Tally the lines containing the word "Parlement" and give the total alone.

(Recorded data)
◇ ◇ ◇ ◇ ◇
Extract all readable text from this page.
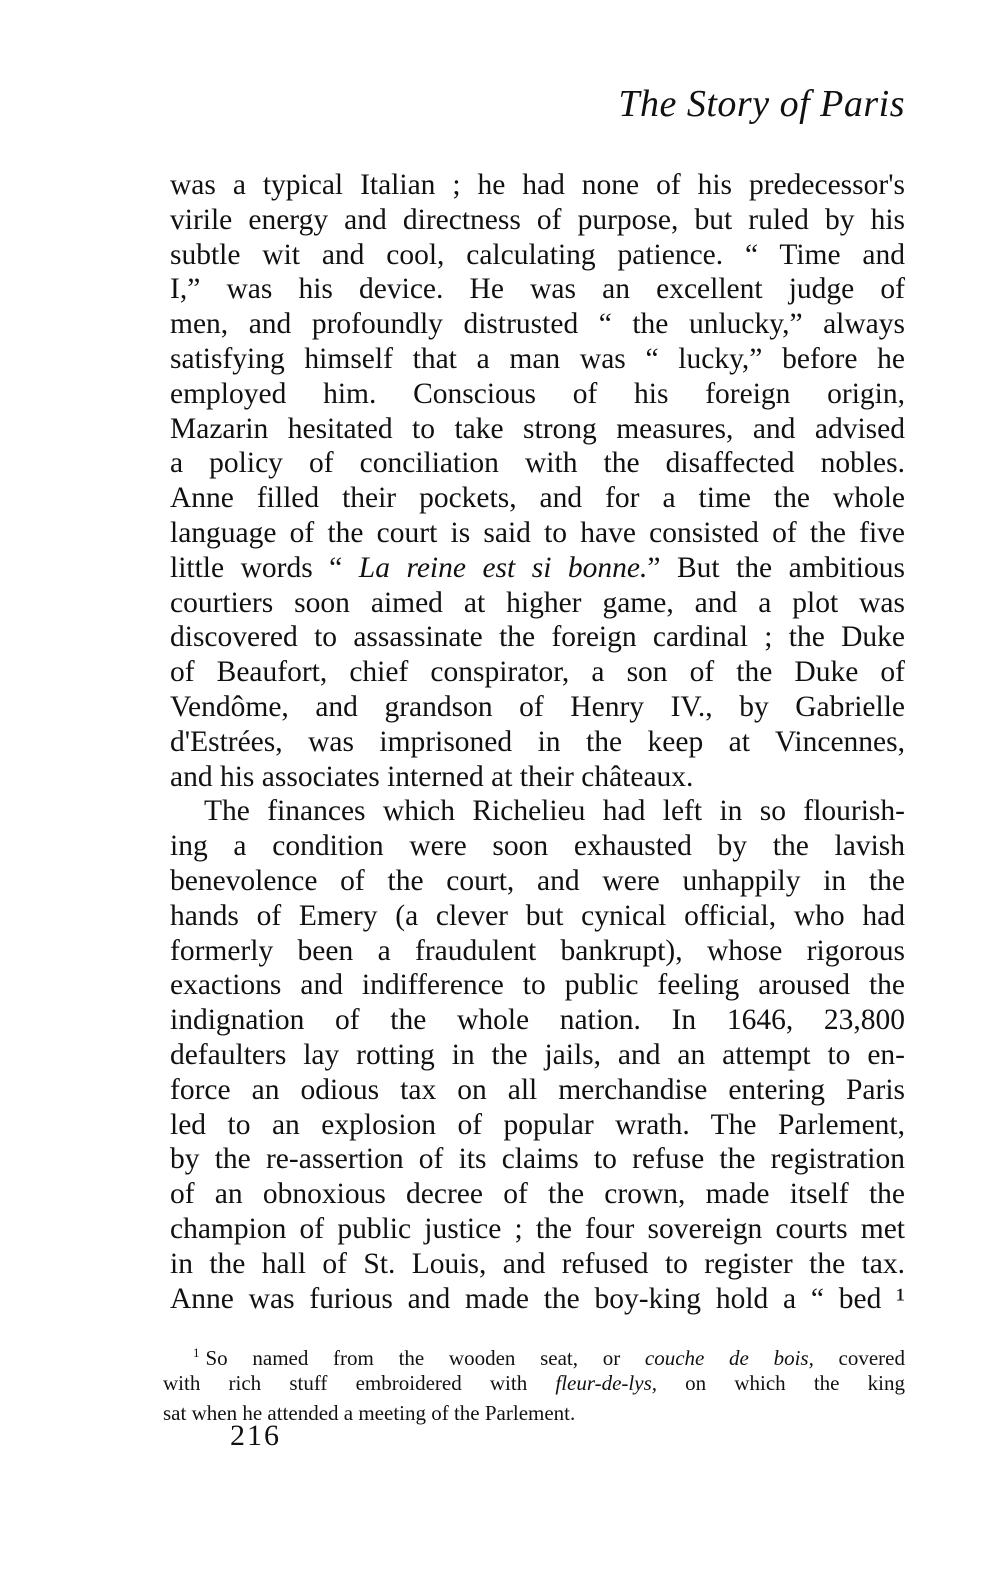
The Story of Paris
was a typical Italian ; he had none of his predecessor's
virile energy and directness of purpose, but ruled by his
subtle wit and cool, calculating patience. “ Time and
I,” was his device. He was an excellent judge of
men, and profoundly distrusted “ the unlucky,” always
satisfying himself that a man was “ lucky,” before he
employed him. Conscious of his foreign origin,
Mazarin hesitated to take strong measures, and advised
a policy of conciliation with the disaffected nobles.
Anne filled their pockets, and for a time the whole
language of the court is said to have consisted of the five
little words “ La reine est si bonne.” But the ambitious
courtiers soon aimed at higher game, and a plot was
discovered to assassinate the foreign cardinal ; the Duke
of Beaufort, chief conspirator, a son of the Duke of
Vendôme, and grandson of Henry IV., by Gabrielle
d'Estrées, was imprisoned in the keep at Vincennes,
and his associates interned at their châteaux.
The finances which Richelieu had left in so flourish-
ing a condition were soon exhausted by the lavish
benevolence of the court, and were unhappily in the
hands of Emery (a clever but cynical official, who had
formerly been a fraudulent bankrupt), whose rigorous
exactions and indifference to public feeling aroused the
indignation of the whole nation. In 1646, 23,800
defaulters lay rotting in the jails, and an attempt to en-
force an odious tax on all merchandise entering Paris
led to an explosion of popular wrath. The Parlement,
by the re-assertion of its claims to refuse the registration
of an obnoxious decree of the crown, made itself the
champion of public justice ; the four sovereign courts met
in the hall of St. Louis, and refused to register the tax.
Anne was furious and made the boy-king hold a “ bed ¹
$^1$ So named from the wooden seat, or couche de bois, covered
with rich stuff embroidered with fleur-de-lys, on which the king
sat when he attended a meeting of the Parlement.
216
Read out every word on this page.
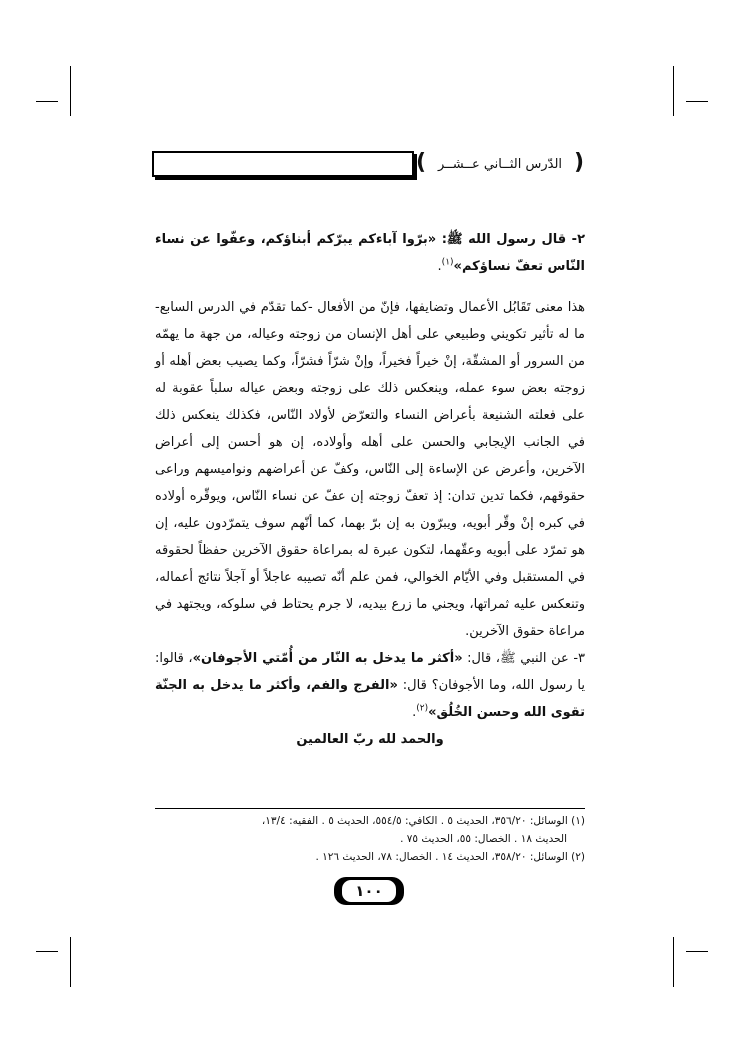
(
الدّرس الثــاني عــشــر
)

٢- قال رسول الله ﷺ: «برّوا آباءكم يبرّكم أبناؤكم، وعفّوا عن نساء النّاس تعفّ نساؤكم»$^{(١)}$.

هذا معنى تَقَابُل الأعمال وتضايفها، فإنّ من الأفعال -كما تقدّم في الدرس السابع- ما له تأثير تكويني وطبيعي على أهل الإنسان من زوجته وعياله، من جهة ما يهمّه من السرور أو المشقّة، إنْ خيراً فخيراً، وإنْ شرّاً فشرّاً، وكما يصيب بعض أهله أو زوجته بعض سوء عمله، وينعكس ذلك على زوجته وبعض عياله سلباً عقوبة له على فعلته الشنيعة بأعراض النساء والتعرّض لأولاد النّاس، فكذلك ينعكس ذلك في الجانب الإيجابي والحسن على أهله وأولاده، إن هو أحسن إلى أعراض الآخرين، وأعرض عن الإساءة إلى النّاس، وكفّ عن أعراضهم ونواميسهم وراعى حقوقهم، فكما تدين تدان: إذ تعفّ زوجته إن عفّ عن نساء النّاس، ويوقّره أولاده في كبره إنْ وقّر أبويه، ويبرّون به إن برّ بهما، كما أنّهم سوف يتمرّدون عليه، إن هو تمرّد على أبويه وعقّهما، لتكون عبرة له بمراعاة حقوق الآخرين حفظاً لحقوقه في المستقبل وفي الأيّام الخوالي، فمن علم أنّه تصيبه عاجلاً أو آجلاً نتائج أعماله، وتنعكس عليه ثمراتها، ويجني ما زرع بيديه، لا جرم يحتاط في سلوكه، ويجتهد في مراعاة حقوق الآخرين.

٣- عن النبي ﷺ، قال: «أكثر ما يدخل به النّار من أُمّتي الأجوفان»، قالوا: يا رسول الله، وما الأجوفان؟ قال: «الفرج والفم، وأكثر ما يدخل به الجنّة تقوى الله وحسن الخُلُق»$^{(٢)}$.

والحمد لله ربّ العالمين

(١) الوسائل: ٣٥٦/٢٠، الحديث ٥ . الكافي: ٥٥٤/٥، الحديث ٥ . الفقيه: ١٣/٤،

الحديث ١٨ . الخصال: ٥٥، الحديث ٧٥ .

(٢) الوسائل: ٣٥٨/٢٠، الحديث ١٤ . الخصال: ٧٨، الحديث ١٢٦ .

١٠٠
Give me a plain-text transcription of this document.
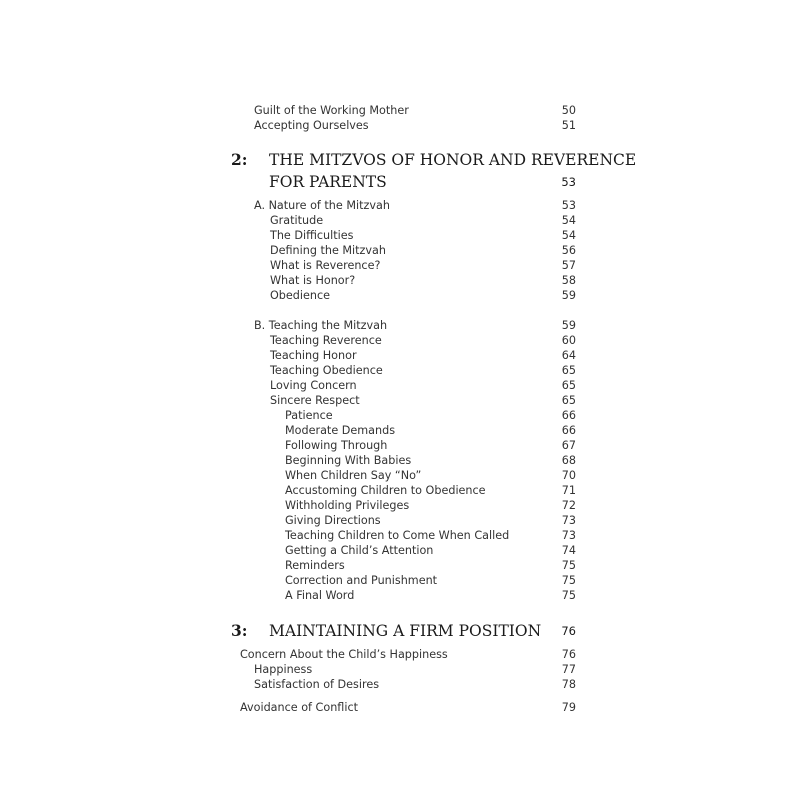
Guilt of the Working Mother	50
Accepting Ourselves	51
2: THE MITZVOS OF HONOR AND REVERENCE
FOR PARENTS	53
A. Nature of the Mitzvah	53
Gratitude	54
The Difficulties	54
Defining the Mitzvah	56
What is Reverence?	57
What is Honor?	58
Obedience	59
B. Teaching the Mitzvah	59
Teaching Reverence	60
Teaching Honor	64
Teaching Obedience	65
Loving Concern	65
Sincere Respect	65
Patience	66
Moderate Demands	66
Following Through	67
Beginning With Babies	68
When Children Say “No”	70
Accustoming Children to Obedience	71
Withholding Privileges	72
Giving Directions	73
Teaching Children to Come When Called	73
Getting a Child’s Attention	74
Reminders	75
Correction and Punishment	75
A Final Word	75
3: MAINTAINING A FIRM POSITION 76
Concern About the Child’s Happiness	76
Happiness	77
Satisfaction of Desires	78
Avoidance of Conflict	79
◇ ◇ ◇ ◇ ◇
*EXPECTED OUTPUT*: 2